◆ Provided text

※ ※ ※

Malcolm X in Africa, 1964

“You’re a Muslim now? Bullshit.”

“Nah, man, I’m on my dean. It’s great. I have a Muslim name and everything. It’s awoken me from inside, and it feels so different.”

Aquiles sits there, detailing his new views on the world, reformed after converting to Islam after having been a wavering devout Catholic for the 21 years prior to this undertaking. He tells me that his mornings are filled with Arabic chants and nights in meditations. He sees that nations can’t separate church from state, and that women and men shouldn’t date, but get to know each other for a while before getting married. My face shifts from a jocular disbelief to a nodding respect. Chris, in his jovial nature, says, “It’s cool, but he’s always playing that [chant] tape! EVERY MORNING!” We laugh.

Oswego was a place where I’d seen people drink mystery liquids from unsanitary coolers, meet face-to-face (and much closer) with some of the most attractive and vivacious Latina women I’d seen in my entire life, and mock demons with the amount of smoke that blew from nostril, ear, and mouth. From the few visits to Oswego in my time at Syracuse, I couldn’t have imagined he’s find Islam. Kids from the hood don’t find Islam. They either go from Catholicism to another Christian denomination or to agnosticism. They feel inundated with rosaries and sacraments that the guilt for not fulfilling their obligations turns to bitterness or they try to align their beliefs with their current lifestyles (and not vice-versa).

Plus, the only Muslims we ever ran into run the overpriced delis, the falafel place spots scattered around the neighborhood, and the garment and carpeting spots all across Orchard St. Often, the more ignorant ones would call them “habibis” and wonder aloud what’s hiding in their turbans, enlikening them to Toad from Mario Bros. Our own ignorance about them was the confluence of these influences, never having to take into consideration that Muslims, like Catholics and Jews who occupied the Lower East Side like us, just wanted their space to call their own.

※ ※ ※

◆ Record excerpts
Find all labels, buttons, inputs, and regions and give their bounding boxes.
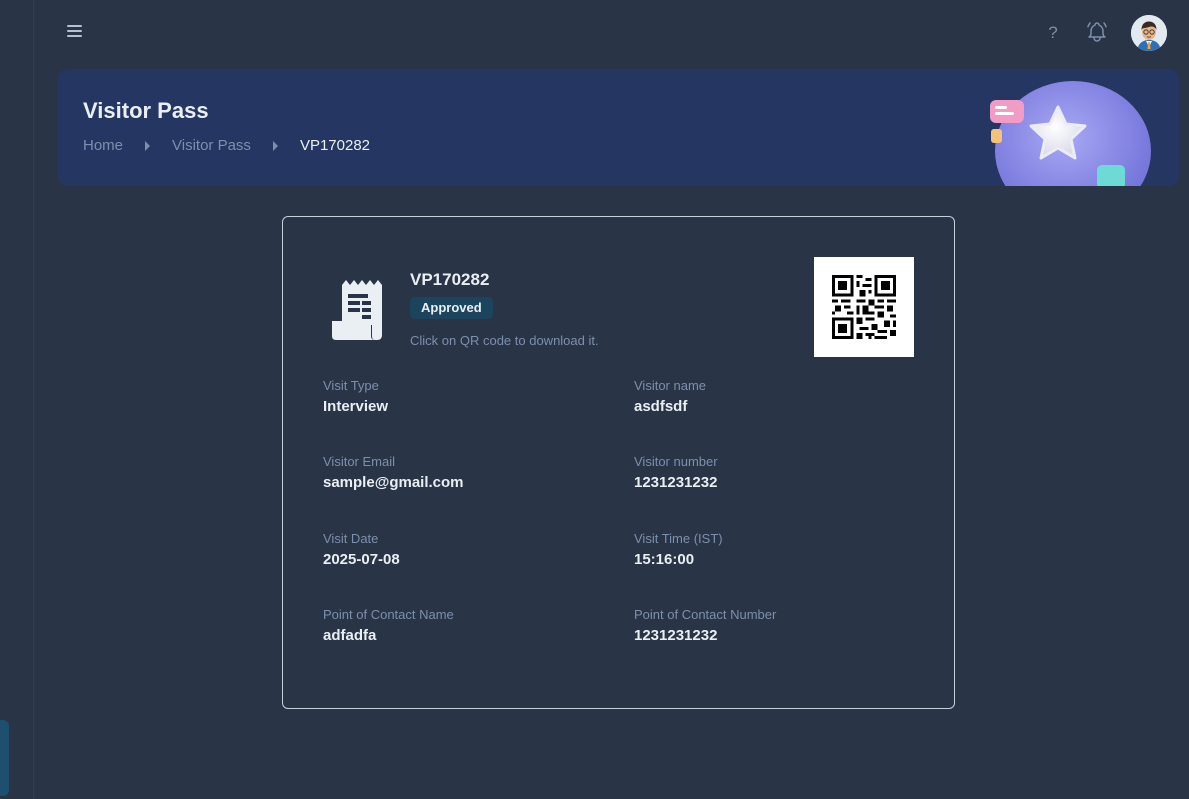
bell-icon[interactable] [1085,20,1109,44]
field-visitor-number: Visitor number 1231231232 [634,454,718,491]
qr-code[interactable] [814,257,914,357]
field-value: sample@gmail.com [323,474,464,491]
field-label: Visitor number [634,454,718,469]
breadcrumb-visitor-pass[interactable]: Visitor Pass [172,137,251,154]
field-value: Interview [323,398,389,415]
page-title: Visitor Pass [83,98,209,123]
field-value: 15:16:00 [634,551,695,568]
field-label: Point of Contact Number [634,607,777,622]
sidebar [0,0,34,799]
breadcrumb: Home Visitor Pass VP170282 [83,137,370,154]
question-icon[interactable]: ? [1044,21,1062,45]
sidebar-toggle-tab[interactable] [0,720,9,796]
field-contact-name: Point of Contact Name adfadfa [323,607,454,644]
star-illustration-icon [988,79,1158,186]
topbar: ? [34,0,1189,66]
field-contact-number: Point of Contact Number 1231231232 [634,607,776,644]
field-value: 1231231232 [634,474,718,491]
field-label: Visitor Email [323,454,396,469]
breadcrumb-current: VP170282 [299,137,371,154]
field-label: Visit Time (IST) [634,531,723,546]
pass-id: VP170282 [410,270,490,289]
visitor-pass-card: VP170282 Approved Click on QR code to do… [282,216,955,709]
status-badge: Approved [410,297,493,319]
field-visit-date: Visit Date 2025-07-08 [323,531,400,568]
page-header-banner: Visitor Pass Home Visitor Pass VP170282 [58,69,1179,186]
breadcrumb-separator-icon [145,140,151,151]
field-value: adfadfa [323,627,377,644]
field-visitor-email: Visitor Email sample@gmail.com [323,454,464,491]
breadcrumb-separator-icon [272,140,278,151]
user-avatar[interactable] [1131,15,1167,51]
field-label: Point of Contact Name [323,607,454,622]
field-value: 1231231232 [634,627,718,644]
hamburger-icon[interactable] [66,22,88,44]
field-label: Visit Date [323,531,379,546]
receipt-icon [331,279,387,341]
field-visit-type: Visit Type Interview [323,378,388,415]
field-value: 2025-07-08 [323,551,400,568]
field-value: asdfsdf [634,398,688,415]
qr-hint-text: Click on QR code to download it. [410,333,599,348]
field-visit-time: Visit Time (IST) 15:16:00 [634,531,723,568]
field-visitor-name: Visitor name asdfsdf [634,378,706,415]
breadcrumb-home[interactable]: Home [83,137,123,154]
field-label: Visitor name [634,378,707,393]
field-label: Visit Type [323,378,379,393]
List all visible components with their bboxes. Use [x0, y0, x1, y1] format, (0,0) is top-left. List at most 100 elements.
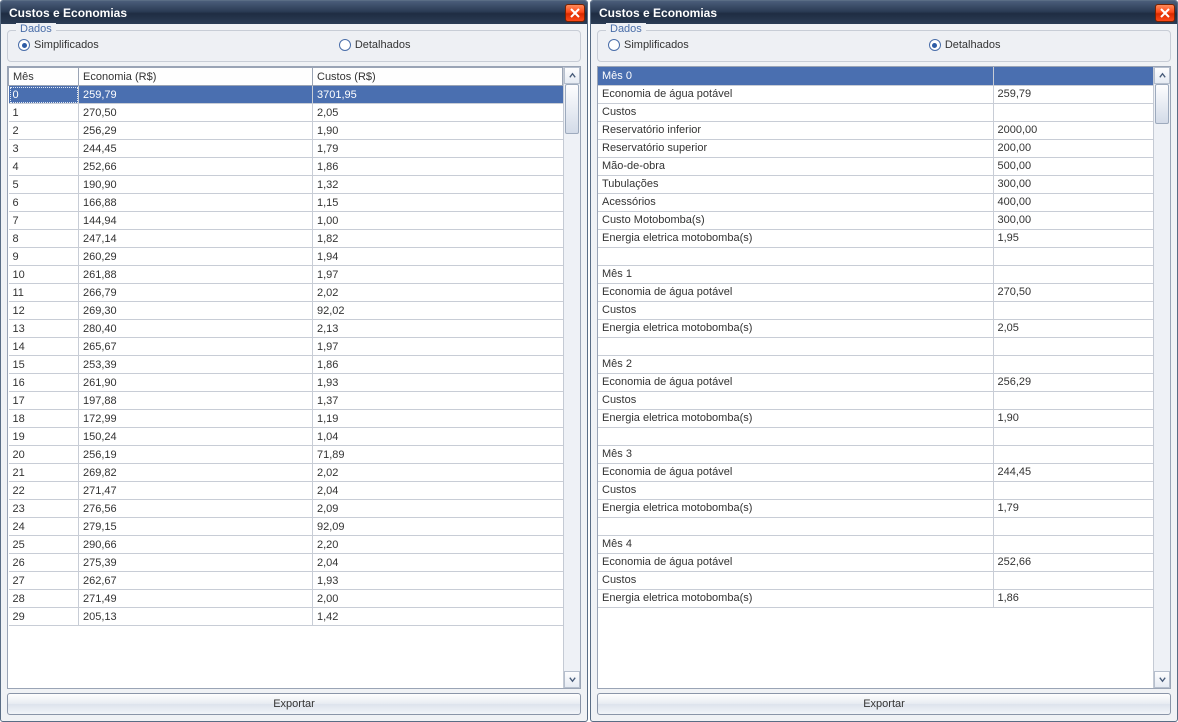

※ ※ ※

◆ What is asked
**A.** According to the provided text, how many years had Aquiles been Catholic before he converted to Islam?
**B.** Quote the provided text from "Plus, the only" to "call their own.".

◆ Responses in order
**A.** He had been Catholic for 21 years.

**B.**
Plus, the only Muslims we ever ran into run the overpriced delis, the falafel place spots scattered around the neighborhood, and the garment and carpeting spots all across Orchard St. Often, the more ignorant ones would call them “habibis” and wonder aloud what’s hiding in their turbans, enlikening them to Toad from Mario Bros. Our own ignorance about them was the confluence of these influences, never having to take into consideration that Muslims, like Catholics and Jews who occupied the Lower East Side like us, just wanted their space to call their own.